- What needs to be done: Copy out each line in the material below that has the word "있습니다".

- Records shown:
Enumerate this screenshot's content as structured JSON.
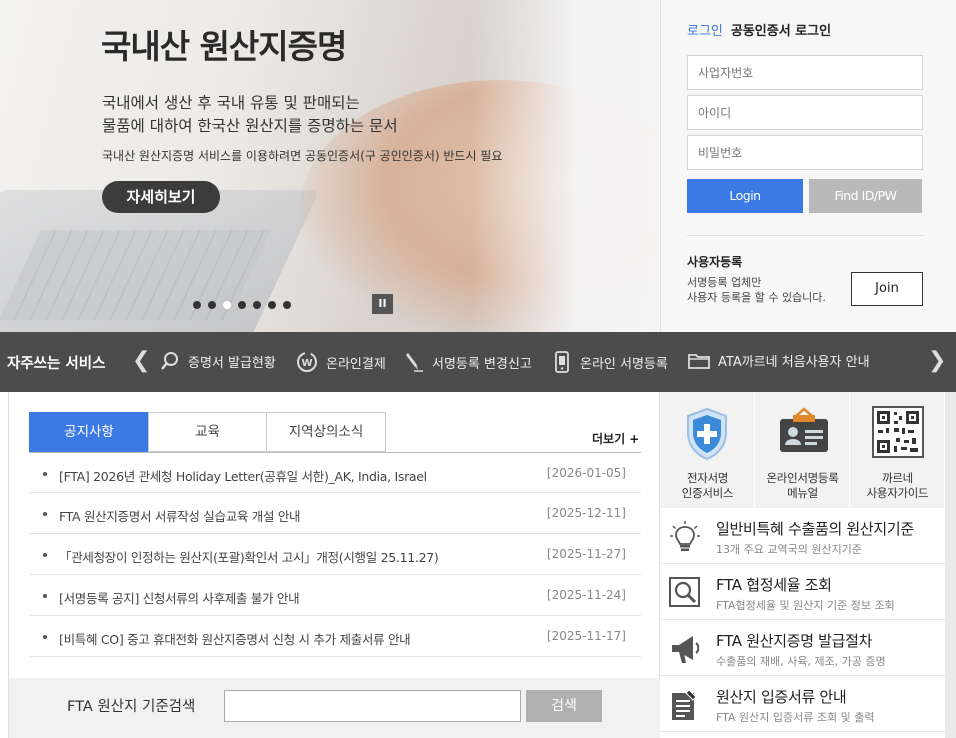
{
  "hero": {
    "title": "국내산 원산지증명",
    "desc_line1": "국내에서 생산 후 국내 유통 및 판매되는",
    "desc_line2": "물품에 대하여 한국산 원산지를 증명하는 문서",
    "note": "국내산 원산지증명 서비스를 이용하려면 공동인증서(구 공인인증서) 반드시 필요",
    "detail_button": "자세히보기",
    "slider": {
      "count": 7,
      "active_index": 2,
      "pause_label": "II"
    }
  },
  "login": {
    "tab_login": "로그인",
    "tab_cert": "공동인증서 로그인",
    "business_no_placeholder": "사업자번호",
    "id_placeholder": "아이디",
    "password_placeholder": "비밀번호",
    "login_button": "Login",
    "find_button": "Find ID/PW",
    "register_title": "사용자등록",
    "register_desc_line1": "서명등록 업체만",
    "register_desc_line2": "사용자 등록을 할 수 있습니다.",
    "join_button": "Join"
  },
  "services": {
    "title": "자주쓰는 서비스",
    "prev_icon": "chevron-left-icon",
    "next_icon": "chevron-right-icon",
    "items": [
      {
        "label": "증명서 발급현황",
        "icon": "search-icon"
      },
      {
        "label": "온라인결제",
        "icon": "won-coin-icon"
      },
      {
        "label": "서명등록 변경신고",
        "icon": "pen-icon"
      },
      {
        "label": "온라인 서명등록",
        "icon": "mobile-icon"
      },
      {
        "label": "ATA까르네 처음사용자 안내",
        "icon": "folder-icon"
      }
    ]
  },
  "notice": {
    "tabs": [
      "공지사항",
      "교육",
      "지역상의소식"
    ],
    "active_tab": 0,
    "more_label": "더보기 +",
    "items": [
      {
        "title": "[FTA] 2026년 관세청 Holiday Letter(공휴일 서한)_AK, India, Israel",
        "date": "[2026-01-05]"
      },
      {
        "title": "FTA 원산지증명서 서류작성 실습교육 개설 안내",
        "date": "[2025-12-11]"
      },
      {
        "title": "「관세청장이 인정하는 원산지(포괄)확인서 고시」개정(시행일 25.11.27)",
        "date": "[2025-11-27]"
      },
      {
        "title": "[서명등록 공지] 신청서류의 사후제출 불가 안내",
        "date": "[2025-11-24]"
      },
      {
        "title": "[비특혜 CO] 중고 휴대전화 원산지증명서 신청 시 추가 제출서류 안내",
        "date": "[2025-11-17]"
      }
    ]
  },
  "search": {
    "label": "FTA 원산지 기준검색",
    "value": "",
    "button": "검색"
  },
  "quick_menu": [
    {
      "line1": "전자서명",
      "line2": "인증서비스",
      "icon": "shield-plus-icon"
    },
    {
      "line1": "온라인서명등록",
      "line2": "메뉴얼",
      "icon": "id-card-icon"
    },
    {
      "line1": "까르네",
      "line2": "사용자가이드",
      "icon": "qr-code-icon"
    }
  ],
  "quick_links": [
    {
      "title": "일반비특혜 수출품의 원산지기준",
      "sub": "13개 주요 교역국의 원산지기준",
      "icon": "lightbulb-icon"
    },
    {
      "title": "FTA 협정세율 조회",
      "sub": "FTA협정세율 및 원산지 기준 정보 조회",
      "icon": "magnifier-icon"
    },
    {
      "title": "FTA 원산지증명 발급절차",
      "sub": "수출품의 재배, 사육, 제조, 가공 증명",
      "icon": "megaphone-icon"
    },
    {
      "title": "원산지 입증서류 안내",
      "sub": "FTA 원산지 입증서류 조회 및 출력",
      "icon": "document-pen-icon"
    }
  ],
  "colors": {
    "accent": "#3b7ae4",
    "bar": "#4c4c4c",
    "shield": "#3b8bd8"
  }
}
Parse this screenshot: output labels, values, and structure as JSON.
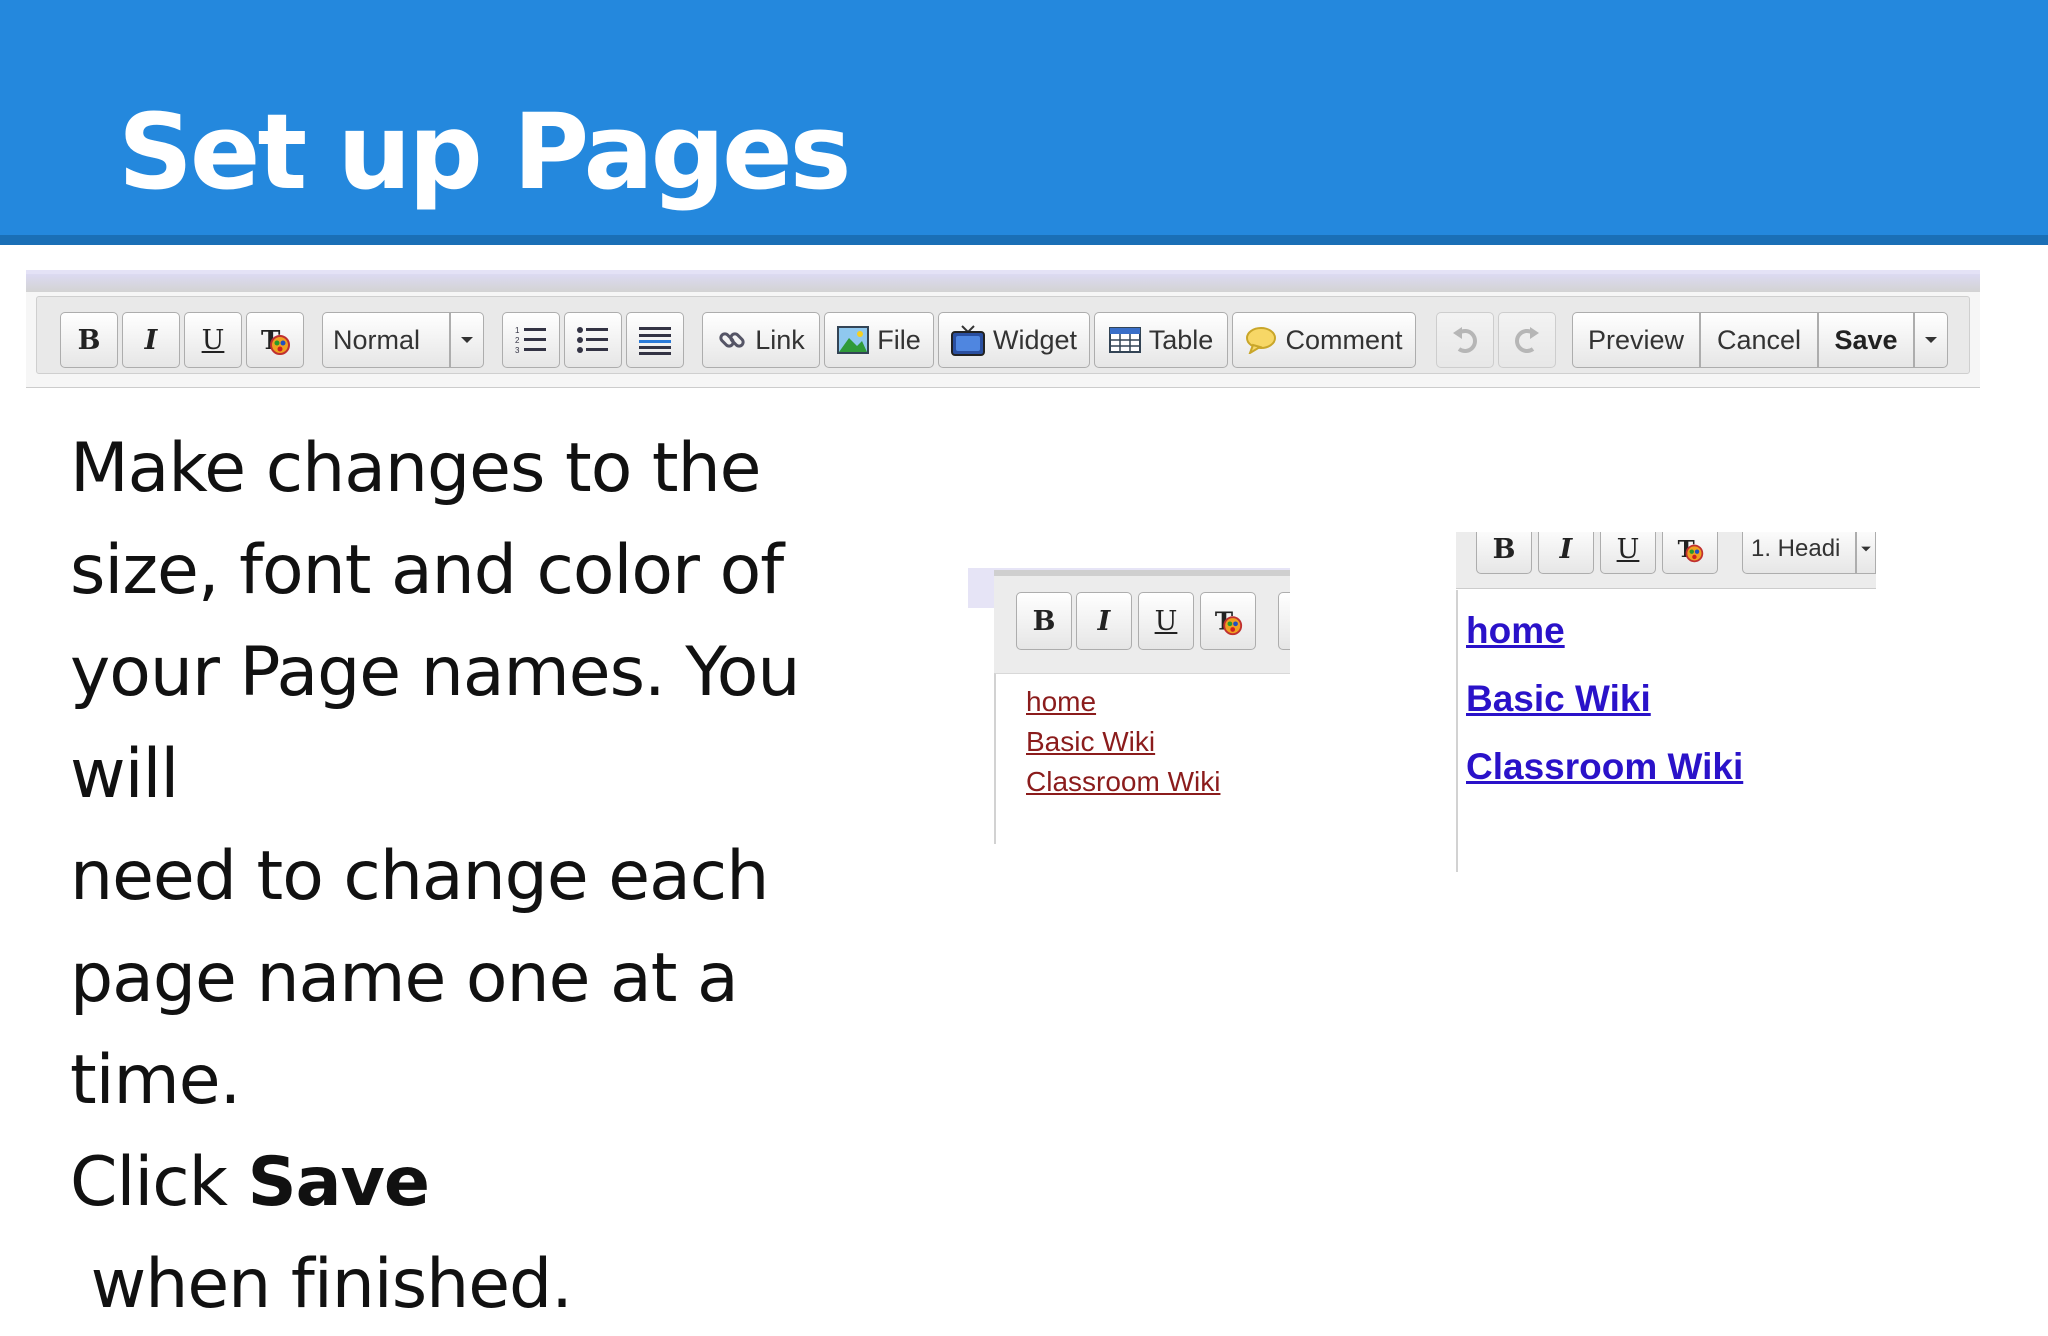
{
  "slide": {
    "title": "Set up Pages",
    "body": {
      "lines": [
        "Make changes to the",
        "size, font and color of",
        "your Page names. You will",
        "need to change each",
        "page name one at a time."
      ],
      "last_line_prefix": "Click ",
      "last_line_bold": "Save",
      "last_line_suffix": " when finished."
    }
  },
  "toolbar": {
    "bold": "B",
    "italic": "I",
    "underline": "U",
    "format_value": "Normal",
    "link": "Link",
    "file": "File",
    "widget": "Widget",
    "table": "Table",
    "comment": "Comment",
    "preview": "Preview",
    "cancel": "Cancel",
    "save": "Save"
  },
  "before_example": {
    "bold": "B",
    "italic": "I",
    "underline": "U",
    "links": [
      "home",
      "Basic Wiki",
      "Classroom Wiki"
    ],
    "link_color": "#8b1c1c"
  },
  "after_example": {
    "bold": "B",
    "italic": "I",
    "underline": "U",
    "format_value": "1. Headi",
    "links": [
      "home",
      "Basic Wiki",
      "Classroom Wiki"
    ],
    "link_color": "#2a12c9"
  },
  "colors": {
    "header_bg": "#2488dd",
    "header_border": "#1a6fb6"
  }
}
==
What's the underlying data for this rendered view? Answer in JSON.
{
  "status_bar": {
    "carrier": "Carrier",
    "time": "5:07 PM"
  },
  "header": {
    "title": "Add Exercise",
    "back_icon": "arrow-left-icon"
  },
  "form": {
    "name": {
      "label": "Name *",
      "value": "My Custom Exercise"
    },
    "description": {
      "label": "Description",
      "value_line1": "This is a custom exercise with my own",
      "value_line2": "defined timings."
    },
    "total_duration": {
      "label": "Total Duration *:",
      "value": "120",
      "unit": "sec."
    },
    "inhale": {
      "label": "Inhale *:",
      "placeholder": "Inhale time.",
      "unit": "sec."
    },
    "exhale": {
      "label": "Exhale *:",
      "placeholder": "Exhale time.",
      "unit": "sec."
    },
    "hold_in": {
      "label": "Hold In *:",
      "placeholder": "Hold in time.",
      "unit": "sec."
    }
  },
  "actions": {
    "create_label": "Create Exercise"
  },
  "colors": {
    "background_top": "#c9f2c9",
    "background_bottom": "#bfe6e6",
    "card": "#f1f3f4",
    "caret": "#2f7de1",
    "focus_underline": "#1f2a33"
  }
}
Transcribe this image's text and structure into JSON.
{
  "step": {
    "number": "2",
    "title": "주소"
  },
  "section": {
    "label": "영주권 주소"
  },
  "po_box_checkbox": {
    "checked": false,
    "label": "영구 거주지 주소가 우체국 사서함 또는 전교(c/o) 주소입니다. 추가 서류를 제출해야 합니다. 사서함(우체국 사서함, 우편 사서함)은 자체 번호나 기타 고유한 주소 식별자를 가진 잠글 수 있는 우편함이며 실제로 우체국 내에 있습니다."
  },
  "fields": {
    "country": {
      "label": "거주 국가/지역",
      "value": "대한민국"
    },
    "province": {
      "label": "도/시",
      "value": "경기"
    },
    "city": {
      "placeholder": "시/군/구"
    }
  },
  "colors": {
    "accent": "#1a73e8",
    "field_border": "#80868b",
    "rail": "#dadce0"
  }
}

- Exercise solution:
    "register_desc_line2": "사용자 등록을 할 수 있습니다.",
    "label": "영구 거주지 주소가 우체국 사서함 또는 전교(c/o) 주소입니다. 추가 서류를 제출해야 합니다. 사서함(우체국 사서함, 우편 사서함)은 자체 번호나 기타 고유한 주소 식별자를 가진 잠글 수 있는 우편함이며 실제로 우체국 내에 있습니다."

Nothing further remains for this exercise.